Reproduce the listing verbatim.
== EXTRACTED RECORDS
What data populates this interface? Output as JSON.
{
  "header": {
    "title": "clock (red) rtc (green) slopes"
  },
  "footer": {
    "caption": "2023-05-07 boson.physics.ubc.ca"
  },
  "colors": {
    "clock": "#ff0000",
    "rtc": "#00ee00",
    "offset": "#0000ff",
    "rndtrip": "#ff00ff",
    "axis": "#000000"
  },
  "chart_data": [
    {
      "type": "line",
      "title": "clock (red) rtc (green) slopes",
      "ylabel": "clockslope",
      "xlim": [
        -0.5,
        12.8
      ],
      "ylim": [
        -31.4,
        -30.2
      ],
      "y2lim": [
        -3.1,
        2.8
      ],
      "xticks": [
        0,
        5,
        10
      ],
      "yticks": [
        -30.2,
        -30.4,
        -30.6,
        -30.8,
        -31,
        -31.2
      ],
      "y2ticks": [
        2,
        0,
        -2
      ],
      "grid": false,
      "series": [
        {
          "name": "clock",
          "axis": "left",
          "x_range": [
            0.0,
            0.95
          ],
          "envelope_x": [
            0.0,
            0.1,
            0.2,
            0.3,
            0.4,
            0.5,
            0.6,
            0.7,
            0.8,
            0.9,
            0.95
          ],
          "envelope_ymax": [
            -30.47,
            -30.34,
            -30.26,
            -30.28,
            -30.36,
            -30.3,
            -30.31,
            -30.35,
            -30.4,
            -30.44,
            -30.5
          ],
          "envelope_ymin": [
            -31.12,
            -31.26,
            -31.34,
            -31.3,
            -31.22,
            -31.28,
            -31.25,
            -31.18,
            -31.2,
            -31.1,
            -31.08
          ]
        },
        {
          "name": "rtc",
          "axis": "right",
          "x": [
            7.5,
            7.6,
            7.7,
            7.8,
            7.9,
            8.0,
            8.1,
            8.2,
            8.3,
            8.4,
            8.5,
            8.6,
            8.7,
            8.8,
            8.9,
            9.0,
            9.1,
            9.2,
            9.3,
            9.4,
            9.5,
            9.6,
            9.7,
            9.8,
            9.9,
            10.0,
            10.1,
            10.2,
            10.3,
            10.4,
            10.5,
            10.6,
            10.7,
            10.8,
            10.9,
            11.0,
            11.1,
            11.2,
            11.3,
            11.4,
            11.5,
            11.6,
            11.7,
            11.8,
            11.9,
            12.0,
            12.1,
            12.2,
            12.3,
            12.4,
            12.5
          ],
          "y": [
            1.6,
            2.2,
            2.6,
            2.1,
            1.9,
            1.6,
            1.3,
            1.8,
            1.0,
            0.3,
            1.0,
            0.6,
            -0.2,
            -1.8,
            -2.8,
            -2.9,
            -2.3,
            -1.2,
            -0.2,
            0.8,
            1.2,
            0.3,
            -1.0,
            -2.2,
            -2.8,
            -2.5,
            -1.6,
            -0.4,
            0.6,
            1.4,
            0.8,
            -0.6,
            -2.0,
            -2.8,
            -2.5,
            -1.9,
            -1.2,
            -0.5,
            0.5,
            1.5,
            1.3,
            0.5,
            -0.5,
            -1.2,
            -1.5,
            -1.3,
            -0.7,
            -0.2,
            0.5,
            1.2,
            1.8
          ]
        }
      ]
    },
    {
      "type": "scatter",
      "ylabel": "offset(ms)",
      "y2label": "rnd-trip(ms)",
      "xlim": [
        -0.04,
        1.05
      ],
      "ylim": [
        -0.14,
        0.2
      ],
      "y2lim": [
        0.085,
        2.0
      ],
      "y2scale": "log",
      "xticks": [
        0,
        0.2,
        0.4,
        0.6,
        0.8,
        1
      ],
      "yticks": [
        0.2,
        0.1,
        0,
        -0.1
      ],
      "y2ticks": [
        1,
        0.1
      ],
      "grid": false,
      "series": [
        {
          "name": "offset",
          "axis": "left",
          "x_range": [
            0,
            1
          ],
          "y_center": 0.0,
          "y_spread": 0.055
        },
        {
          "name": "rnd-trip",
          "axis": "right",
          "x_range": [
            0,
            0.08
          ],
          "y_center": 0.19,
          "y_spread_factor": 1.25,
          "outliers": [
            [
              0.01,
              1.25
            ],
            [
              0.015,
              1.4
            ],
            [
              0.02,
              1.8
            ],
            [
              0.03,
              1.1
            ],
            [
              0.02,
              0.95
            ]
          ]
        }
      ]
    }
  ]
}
====
EXERCISE ANSWER ▸
What data populates this interface? Output as JSON.
{
  "header": {
    "title": "clock (red) rtc (green) slopes"
  },
  "footer": {
    "caption": "2023-05-07 boson.physics.ubc.ca"
  },
  "colors": {
    "clock": "#ff0000",
    "rtc": "#00ee00",
    "offset": "#0000ff",
    "rndtrip": "#ff00ff",
    "axis": "#000000"
  },
  "chart_data": [
    {
      "type": "line",
      "title": "clock (red) rtc (green) slopes",
      "ylabel": "clockslope",
      "xlim": [
        -0.5,
        12.8
      ],
      "ylim": [
        -31.4,
        -30.2
      ],
      "y2lim": [
        -3.1,
        2.8
      ],
      "xticks": [
        0,
        5,
        10
      ],
      "yticks": [
        -30.2,
        -30.4,
        -30.6,
        -30.8,
        -31,
        -31.2
      ],
      "y2ticks": [
        2,
        0,
        -2
      ],
      "grid": false,
      "series": [
        {
          "name": "clock",
          "axis": "left",
          "x_range": [
            0.0,
            0.95
          ],
          "envelope_x": [
            0.0,
            0.1,
            0.2,
            0.3,
            0.4,
            0.5,
            0.6,
            0.7,
            0.8,
            0.9,
            0.95
          ],
          "envelope_ymax": [
            -30.47,
            -30.34,
            -30.26,
            -30.28,
            -30.36,
            -30.3,
            -30.31,
            -30.35,
            -30.4,
            -30.44,
            -30.5
          ],
          "envelope_ymin": [
            -31.12,
            -31.26,
            -31.34,
            -31.3,
            -31.22,
            -31.28,
            -31.25,
            -31.18,
            -31.2,
            -31.1,
            -31.08
          ]
        },
        {
          "name": "rtc",
          "axis": "right",
          "x": [
            7.5,
            7.6,
            7.7,
            7.8,
            7.9,
            8.0,
            8.1,
            8.2,
            8.3,
            8.4,
            8.5,
            8.6,
            8.7,
            8.8,
            8.9,
            9.0,
            9.1,
            9.2,
            9.3,
            9.4,
            9.5,
            9.6,
            9.7,
            9.8,
            9.9,
            10.0,
            10.1,
            10.2,
            10.3,
            10.4,
            10.5,
            10.6,
            10.7,
            10.8,
            10.9,
            11.0,
            11.1,
            11.2,
            11.3,
            11.4,
            11.5,
            11.6,
            11.7,
            11.8,
            11.9,
            12.0,
            12.1,
            12.2,
            12.3,
            12.4,
            12.5
          ],
          "y": [
            1.6,
            2.2,
            2.6,
            2.1,
            1.9,
            1.6,
            1.3,
            1.8,
            1.0,
            0.3,
            1.0,
            0.6,
            -0.2,
            -1.8,
            -2.8,
            -2.9,
            -2.3,
            -1.2,
            -0.2,
            0.8,
            1.2,
            0.3,
            -1.0,
            -2.2,
            -2.8,
            -2.5,
            -1.6,
            -0.4,
            0.6,
            1.4,
            0.8,
            -0.6,
            -2.0,
            -2.8,
            -2.5,
            -1.9,
            -1.2,
            -0.5,
            0.5,
            1.5,
            1.3,
            0.5,
            -0.5,
            -1.2,
            -1.5,
            -1.3,
            -0.7,
            -0.2,
            0.5,
            1.2,
            1.8
          ]
        }
      ]
    },
    {
      "type": "scatter",
      "ylabel": "offset(ms)",
      "y2label": "rnd-trip(ms)",
      "xlim": [
        -0.04,
        1.05
      ],
      "ylim": [
        -0.14,
        0.2
      ],
      "y2lim": [
        0.085,
        2.0
      ],
      "y2scale": "log",
      "xticks": [
        0,
        0.2,
        0.4,
        0.6,
        0.8,
        1
      ],
      "yticks": [
        0.2,
        0.1,
        0,
        -0.1
      ],
      "y2ticks": [
        1,
        0.1
      ],
      "grid": false,
      "series": [
        {
          "name": "offset",
          "axis": "left",
          "x_range": [
            0,
            1
          ],
          "y_center": 0.0,
          "y_spread": 0.055
        },
        {
          "name": "rnd-trip",
          "axis": "right",
          "x_range": [
            0,
            0.08
          ],
          "y_center": 0.19,
          "y_spread_factor": 1.25,
          "outliers": [
            [
              0.01,
              1.25
            ],
            [
              0.015,
              1.4
            ],
            [
              0.02,
              1.8
            ],
            [
              0.03,
              1.1
            ],
            [
              0.02,
              0.95
            ]
          ]
        }
      ]
    }
  ]
}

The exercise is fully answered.